**Your goal**: What is the count of lines that hold the word "name"? Give only the number.

**Data entries for graphics**:

= = = = = = =

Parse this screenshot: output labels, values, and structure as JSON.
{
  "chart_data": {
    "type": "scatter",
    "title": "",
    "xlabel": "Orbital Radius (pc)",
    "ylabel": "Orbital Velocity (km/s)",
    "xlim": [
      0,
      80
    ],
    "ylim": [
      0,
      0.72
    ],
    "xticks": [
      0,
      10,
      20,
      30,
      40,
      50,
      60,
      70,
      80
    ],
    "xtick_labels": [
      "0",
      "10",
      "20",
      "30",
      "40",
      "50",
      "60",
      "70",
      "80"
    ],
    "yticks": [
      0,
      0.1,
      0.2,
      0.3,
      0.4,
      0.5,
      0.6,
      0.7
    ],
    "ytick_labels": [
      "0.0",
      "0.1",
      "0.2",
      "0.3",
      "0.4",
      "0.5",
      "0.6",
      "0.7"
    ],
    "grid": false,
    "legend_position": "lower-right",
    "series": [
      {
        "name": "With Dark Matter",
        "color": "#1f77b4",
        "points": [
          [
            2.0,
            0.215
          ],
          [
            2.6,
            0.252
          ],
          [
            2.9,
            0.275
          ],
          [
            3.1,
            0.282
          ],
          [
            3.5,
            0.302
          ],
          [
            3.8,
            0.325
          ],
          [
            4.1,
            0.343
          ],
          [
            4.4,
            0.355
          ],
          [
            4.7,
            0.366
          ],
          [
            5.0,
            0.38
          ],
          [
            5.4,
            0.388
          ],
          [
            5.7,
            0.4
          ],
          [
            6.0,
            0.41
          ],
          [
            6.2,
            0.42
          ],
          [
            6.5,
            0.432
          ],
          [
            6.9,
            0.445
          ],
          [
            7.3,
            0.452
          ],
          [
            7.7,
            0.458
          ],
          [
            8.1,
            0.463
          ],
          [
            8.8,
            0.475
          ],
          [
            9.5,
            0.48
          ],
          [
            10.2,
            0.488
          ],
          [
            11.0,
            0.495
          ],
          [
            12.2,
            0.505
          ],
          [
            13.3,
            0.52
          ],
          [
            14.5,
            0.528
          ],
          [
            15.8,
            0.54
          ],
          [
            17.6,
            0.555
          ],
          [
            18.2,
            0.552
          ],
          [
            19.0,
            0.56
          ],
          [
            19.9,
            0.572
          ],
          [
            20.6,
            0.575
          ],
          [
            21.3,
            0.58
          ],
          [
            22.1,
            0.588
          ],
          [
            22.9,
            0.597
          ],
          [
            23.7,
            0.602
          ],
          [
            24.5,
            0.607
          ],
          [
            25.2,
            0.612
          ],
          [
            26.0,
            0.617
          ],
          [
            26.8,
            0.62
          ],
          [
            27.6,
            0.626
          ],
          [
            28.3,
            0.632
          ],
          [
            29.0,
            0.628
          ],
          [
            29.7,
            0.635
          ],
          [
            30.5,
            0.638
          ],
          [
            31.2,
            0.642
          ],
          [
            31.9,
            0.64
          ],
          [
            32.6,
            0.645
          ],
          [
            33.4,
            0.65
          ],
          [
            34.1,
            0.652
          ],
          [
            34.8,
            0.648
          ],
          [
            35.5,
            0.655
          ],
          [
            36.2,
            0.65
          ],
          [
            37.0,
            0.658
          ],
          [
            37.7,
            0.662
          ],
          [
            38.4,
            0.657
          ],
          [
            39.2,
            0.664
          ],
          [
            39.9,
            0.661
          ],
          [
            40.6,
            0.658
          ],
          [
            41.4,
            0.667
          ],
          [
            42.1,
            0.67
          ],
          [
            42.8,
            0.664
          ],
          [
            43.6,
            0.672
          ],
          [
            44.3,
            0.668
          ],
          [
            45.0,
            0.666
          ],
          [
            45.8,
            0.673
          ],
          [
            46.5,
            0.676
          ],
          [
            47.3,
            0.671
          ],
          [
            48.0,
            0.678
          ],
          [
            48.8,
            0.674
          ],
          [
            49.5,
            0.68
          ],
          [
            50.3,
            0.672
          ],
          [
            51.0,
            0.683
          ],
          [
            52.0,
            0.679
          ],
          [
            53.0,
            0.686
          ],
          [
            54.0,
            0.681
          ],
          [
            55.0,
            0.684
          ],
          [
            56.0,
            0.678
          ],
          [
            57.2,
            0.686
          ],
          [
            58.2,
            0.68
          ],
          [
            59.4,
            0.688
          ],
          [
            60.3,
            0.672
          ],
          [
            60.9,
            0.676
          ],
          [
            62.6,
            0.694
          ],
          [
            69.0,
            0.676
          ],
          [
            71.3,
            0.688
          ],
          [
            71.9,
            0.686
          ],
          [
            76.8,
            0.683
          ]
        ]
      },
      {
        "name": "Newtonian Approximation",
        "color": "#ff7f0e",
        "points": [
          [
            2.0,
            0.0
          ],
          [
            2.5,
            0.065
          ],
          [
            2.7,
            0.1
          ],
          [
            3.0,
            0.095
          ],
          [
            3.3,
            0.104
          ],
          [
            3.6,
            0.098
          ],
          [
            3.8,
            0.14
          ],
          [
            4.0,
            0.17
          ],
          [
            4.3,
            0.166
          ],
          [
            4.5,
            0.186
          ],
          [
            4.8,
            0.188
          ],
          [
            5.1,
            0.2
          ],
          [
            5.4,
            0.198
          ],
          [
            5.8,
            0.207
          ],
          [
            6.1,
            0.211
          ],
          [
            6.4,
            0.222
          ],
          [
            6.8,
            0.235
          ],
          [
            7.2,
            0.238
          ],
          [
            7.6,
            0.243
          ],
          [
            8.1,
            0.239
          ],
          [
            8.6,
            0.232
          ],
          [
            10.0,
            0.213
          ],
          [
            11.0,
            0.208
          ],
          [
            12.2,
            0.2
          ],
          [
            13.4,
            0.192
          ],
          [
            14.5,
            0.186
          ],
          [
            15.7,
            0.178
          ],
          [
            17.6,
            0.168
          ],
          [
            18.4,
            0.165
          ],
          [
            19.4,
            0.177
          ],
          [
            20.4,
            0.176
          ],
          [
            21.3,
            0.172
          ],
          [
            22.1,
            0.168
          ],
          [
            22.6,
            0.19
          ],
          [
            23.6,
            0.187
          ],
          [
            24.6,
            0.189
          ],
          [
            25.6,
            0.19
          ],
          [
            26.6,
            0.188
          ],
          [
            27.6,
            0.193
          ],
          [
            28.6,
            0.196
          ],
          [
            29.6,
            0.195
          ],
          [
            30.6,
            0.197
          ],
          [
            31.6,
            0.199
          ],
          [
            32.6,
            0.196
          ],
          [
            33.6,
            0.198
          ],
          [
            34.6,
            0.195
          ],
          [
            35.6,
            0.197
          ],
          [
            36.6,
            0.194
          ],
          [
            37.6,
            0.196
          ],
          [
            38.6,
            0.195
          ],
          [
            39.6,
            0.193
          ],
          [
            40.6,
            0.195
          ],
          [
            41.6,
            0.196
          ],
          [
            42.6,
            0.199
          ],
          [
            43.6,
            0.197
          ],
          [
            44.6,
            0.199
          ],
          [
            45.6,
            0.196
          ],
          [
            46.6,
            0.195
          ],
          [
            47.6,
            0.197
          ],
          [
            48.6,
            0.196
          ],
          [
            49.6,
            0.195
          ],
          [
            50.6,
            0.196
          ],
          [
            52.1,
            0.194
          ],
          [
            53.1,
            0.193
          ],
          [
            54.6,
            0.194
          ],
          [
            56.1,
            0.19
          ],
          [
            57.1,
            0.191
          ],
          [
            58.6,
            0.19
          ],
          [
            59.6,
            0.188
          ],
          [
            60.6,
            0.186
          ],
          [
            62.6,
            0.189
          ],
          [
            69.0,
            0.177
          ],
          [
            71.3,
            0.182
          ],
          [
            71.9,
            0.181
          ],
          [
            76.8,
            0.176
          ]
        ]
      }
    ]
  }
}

= = = = = = =

**Task output**: 2